-- begin --

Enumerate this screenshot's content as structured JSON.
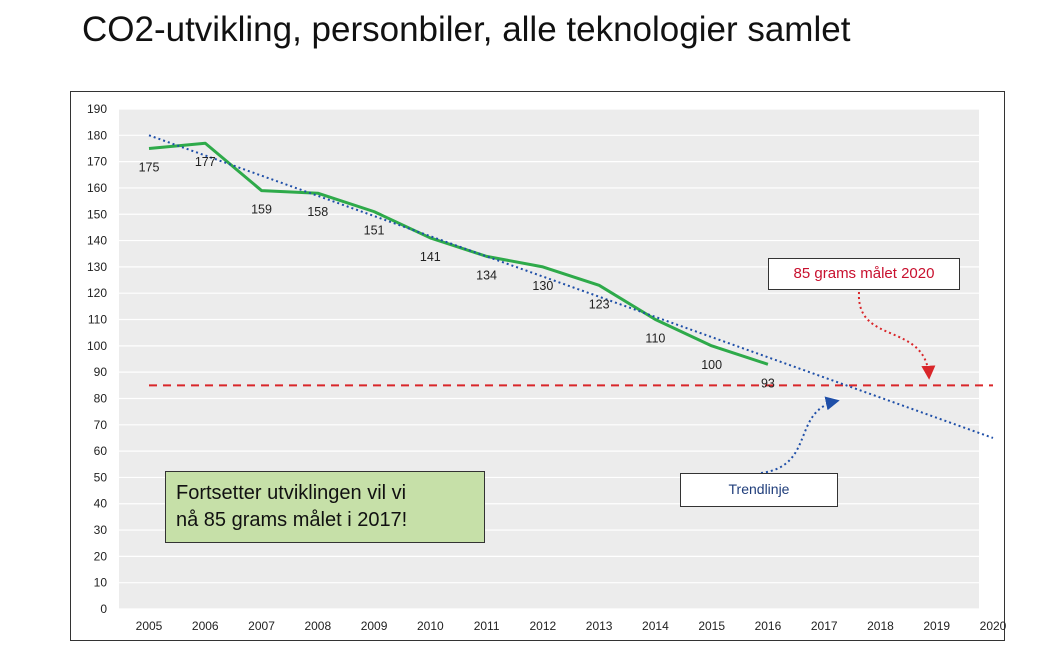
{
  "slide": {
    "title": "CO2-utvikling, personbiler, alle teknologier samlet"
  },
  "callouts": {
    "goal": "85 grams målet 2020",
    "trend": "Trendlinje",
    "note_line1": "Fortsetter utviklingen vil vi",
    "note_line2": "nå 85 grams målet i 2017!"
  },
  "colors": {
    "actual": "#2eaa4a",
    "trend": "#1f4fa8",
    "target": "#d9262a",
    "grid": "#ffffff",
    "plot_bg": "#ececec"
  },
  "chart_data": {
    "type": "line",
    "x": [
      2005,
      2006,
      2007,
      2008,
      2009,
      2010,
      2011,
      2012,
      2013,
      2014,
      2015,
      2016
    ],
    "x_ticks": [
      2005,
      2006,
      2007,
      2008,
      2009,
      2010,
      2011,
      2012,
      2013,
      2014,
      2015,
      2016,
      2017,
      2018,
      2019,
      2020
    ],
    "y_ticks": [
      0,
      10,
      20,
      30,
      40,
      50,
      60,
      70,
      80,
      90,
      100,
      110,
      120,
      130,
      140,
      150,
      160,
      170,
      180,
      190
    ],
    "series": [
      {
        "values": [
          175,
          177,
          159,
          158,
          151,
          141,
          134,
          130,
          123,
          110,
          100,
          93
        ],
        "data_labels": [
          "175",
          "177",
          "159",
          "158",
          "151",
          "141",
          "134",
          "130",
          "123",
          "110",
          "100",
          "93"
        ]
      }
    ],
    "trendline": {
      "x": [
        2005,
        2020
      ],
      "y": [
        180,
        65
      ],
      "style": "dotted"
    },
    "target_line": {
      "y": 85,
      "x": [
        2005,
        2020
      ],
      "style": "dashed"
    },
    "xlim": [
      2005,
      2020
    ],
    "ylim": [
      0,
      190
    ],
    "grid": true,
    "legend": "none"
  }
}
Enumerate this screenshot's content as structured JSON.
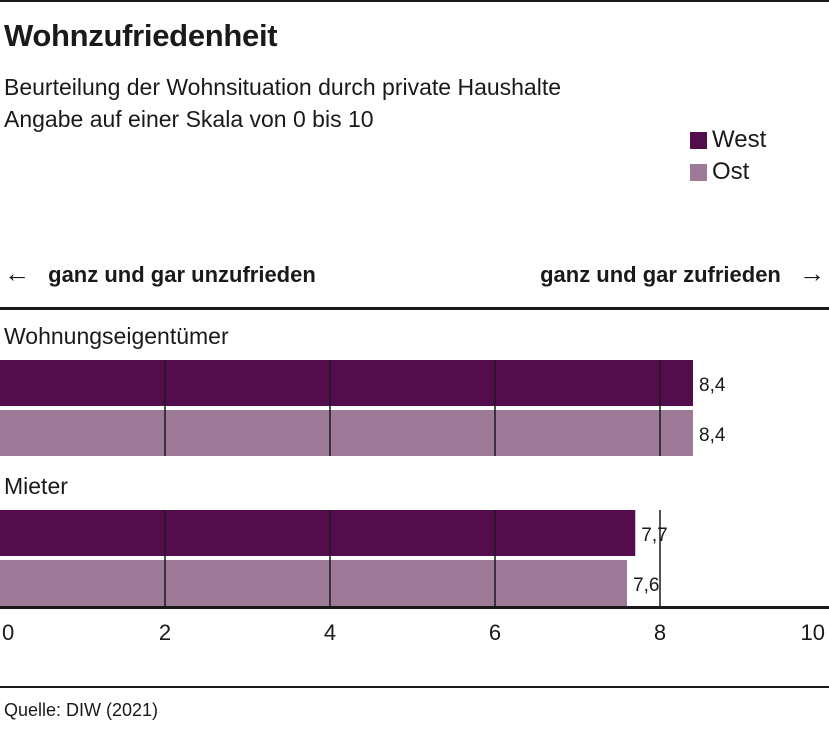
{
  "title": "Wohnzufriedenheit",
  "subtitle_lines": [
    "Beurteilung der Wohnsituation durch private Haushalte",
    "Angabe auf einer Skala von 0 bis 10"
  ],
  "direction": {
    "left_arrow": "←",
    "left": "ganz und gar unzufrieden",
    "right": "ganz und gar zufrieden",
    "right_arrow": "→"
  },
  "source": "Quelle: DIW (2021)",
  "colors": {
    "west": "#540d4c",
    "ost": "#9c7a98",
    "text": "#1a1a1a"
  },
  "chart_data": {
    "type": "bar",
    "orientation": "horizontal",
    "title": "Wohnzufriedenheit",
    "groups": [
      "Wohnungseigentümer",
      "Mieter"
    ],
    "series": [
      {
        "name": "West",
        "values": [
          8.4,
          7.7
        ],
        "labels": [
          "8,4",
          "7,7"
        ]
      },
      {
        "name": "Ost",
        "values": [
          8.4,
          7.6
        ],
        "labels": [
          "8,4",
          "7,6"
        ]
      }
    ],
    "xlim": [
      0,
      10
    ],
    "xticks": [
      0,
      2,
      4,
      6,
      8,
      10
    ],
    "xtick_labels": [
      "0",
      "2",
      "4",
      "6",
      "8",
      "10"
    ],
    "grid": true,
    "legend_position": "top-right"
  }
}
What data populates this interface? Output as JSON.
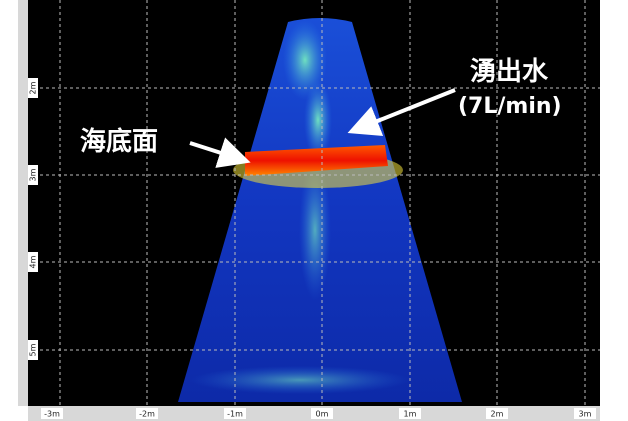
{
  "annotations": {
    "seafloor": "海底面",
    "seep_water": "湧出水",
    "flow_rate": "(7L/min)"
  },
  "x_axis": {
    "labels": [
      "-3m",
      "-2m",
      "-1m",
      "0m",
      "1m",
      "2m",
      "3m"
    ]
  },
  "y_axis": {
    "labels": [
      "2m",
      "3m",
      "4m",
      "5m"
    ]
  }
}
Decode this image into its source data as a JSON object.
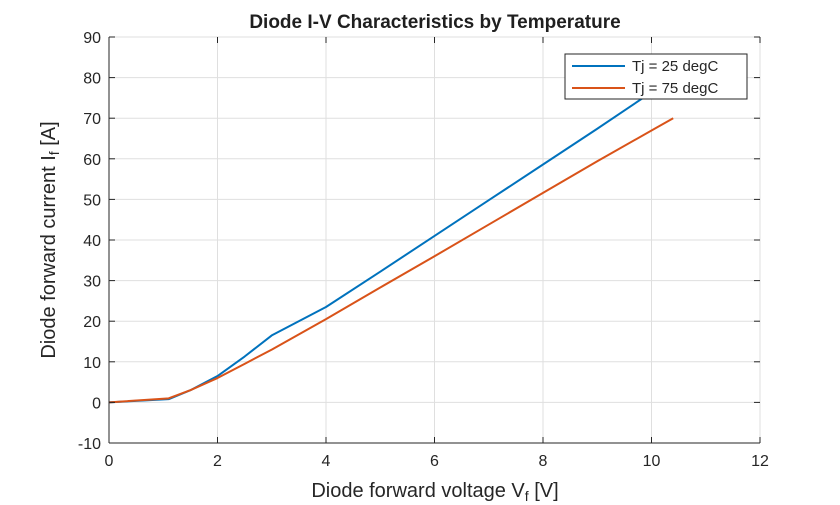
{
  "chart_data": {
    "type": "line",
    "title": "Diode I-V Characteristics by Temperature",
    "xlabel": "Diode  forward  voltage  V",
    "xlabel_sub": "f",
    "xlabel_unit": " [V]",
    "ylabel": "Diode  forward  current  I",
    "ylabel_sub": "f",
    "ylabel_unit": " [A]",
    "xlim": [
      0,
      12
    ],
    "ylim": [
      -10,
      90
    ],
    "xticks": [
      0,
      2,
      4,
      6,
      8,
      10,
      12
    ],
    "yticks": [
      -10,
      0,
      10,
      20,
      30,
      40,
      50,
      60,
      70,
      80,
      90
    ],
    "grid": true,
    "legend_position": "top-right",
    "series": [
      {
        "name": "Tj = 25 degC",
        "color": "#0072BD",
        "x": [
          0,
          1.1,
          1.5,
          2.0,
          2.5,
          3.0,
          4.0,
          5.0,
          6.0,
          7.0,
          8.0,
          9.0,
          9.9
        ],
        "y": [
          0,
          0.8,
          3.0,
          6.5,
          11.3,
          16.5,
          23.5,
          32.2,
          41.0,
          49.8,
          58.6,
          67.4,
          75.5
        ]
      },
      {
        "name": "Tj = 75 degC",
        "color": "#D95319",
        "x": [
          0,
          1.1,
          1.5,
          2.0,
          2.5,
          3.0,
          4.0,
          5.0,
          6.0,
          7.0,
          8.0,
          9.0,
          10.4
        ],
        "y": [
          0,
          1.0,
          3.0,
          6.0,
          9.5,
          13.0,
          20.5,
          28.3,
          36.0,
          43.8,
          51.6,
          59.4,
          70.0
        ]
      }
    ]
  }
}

-- end --

- [The problem]:
Transcribe the full listing character for character. Pictures are excluded.

- [Response]:
Enumerate this screenshot's content as structured JSON.
{
  "slide": {
    "title": "CO2-utvikling, personbiler, alle teknologier samlet"
  },
  "callouts": {
    "goal": "85 grams målet 2020",
    "trend": "Trendlinje",
    "note_line1": "Fortsetter utviklingen vil vi",
    "note_line2": "nå 85 grams målet i 2017!"
  },
  "colors": {
    "actual": "#2eaa4a",
    "trend": "#1f4fa8",
    "target": "#d9262a",
    "grid": "#ffffff",
    "plot_bg": "#ececec"
  },
  "chart_data": {
    "type": "line",
    "x": [
      2005,
      2006,
      2007,
      2008,
      2009,
      2010,
      2011,
      2012,
      2013,
      2014,
      2015,
      2016
    ],
    "x_ticks": [
      2005,
      2006,
      2007,
      2008,
      2009,
      2010,
      2011,
      2012,
      2013,
      2014,
      2015,
      2016,
      2017,
      2018,
      2019,
      2020
    ],
    "y_ticks": [
      0,
      10,
      20,
      30,
      40,
      50,
      60,
      70,
      80,
      90,
      100,
      110,
      120,
      130,
      140,
      150,
      160,
      170,
      180,
      190
    ],
    "series": [
      {
        "values": [
          175,
          177,
          159,
          158,
          151,
          141,
          134,
          130,
          123,
          110,
          100,
          93
        ],
        "data_labels": [
          "175",
          "177",
          "159",
          "158",
          "151",
          "141",
          "134",
          "130",
          "123",
          "110",
          "100",
          "93"
        ]
      }
    ],
    "trendline": {
      "x": [
        2005,
        2020
      ],
      "y": [
        180,
        65
      ],
      "style": "dotted"
    },
    "target_line": {
      "y": 85,
      "x": [
        2005,
        2020
      ],
      "style": "dashed"
    },
    "xlim": [
      2005,
      2020
    ],
    "ylim": [
      0,
      190
    ],
    "grid": true,
    "legend": "none"
  }
}
Enumerate this screenshot's content as structured JSON.
{
  "title": "Wohnzufriedenheit",
  "subtitle_lines": [
    "Beurteilung der Wohnsituation durch private Haushalte",
    "Angabe auf einer Skala von 0 bis 10"
  ],
  "direction": {
    "left_arrow": "←",
    "left": "ganz und gar unzufrieden",
    "right": "ganz und gar zufrieden",
    "right_arrow": "→"
  },
  "source": "Quelle: DIW (2021)",
  "colors": {
    "west": "#540d4c",
    "ost": "#9c7a98",
    "text": "#1a1a1a"
  },
  "chart_data": {
    "type": "bar",
    "orientation": "horizontal",
    "title": "Wohnzufriedenheit",
    "groups": [
      "Wohnungseigentümer",
      "Mieter"
    ],
    "series": [
      {
        "name": "West",
        "values": [
          8.4,
          7.7
        ],
        "labels": [
          "8,4",
          "7,7"
        ]
      },
      {
        "name": "Ost",
        "values": [
          8.4,
          7.6
        ],
        "labels": [
          "8,4",
          "7,6"
        ]
      }
    ],
    "xlim": [
      0,
      10
    ],
    "xticks": [
      0,
      2,
      4,
      6,
      8,
      10
    ],
    "xtick_labels": [
      "0",
      "2",
      "4",
      "6",
      "8",
      "10"
    ],
    "grid": true,
    "legend_position": "top-right"
  }
}
What data populates this interface? Output as JSON.
{
  "annotations": {
    "seafloor": "海底面",
    "seep_water": "湧出水",
    "flow_rate": "(7L/min)"
  },
  "x_axis": {
    "labels": [
      "-3m",
      "-2m",
      "-1m",
      "0m",
      "1m",
      "2m",
      "3m"
    ]
  },
  "y_axis": {
    "labels": [
      "2m",
      "3m",
      "4m",
      "5m"
    ]
  }
}
Decode this image into its source data as a JSON object.
{
  "chart_data": {
    "type": "line",
    "title": "Diode I-V Characteristics by Temperature",
    "xlabel": "Diode  forward  voltage  V",
    "xlabel_sub": "f",
    "xlabel_unit": " [V]",
    "ylabel": "Diode  forward  current  I",
    "ylabel_sub": "f",
    "ylabel_unit": " [A]",
    "xlim": [
      0,
      12
    ],
    "ylim": [
      -10,
      90
    ],
    "xticks": [
      0,
      2,
      4,
      6,
      8,
      10,
      12
    ],
    "yticks": [
      -10,
      0,
      10,
      20,
      30,
      40,
      50,
      60,
      70,
      80,
      90
    ],
    "grid": true,
    "legend_position": "top-right",
    "series": [
      {
        "name": "Tj = 25 degC",
        "color": "#0072BD",
        "x": [
          0,
          1.1,
          1.5,
          2.0,
          2.5,
          3.0,
          4.0,
          5.0,
          6.0,
          7.0,
          8.0,
          9.0,
          9.9
        ],
        "y": [
          0,
          0.8,
          3.0,
          6.5,
          11.3,
          16.5,
          23.5,
          32.2,
          41.0,
          49.8,
          58.6,
          67.4,
          75.5
        ]
      },
      {
        "name": "Tj = 75 degC",
        "color": "#D95319",
        "x": [
          0,
          1.1,
          1.5,
          2.0,
          2.5,
          3.0,
          4.0,
          5.0,
          6.0,
          7.0,
          8.0,
          9.0,
          10.4
        ],
        "y": [
          0,
          1.0,
          3.0,
          6.0,
          9.5,
          13.0,
          20.5,
          28.3,
          36.0,
          43.8,
          51.6,
          59.4,
          70.0
        ]
      }
    ]
  }
}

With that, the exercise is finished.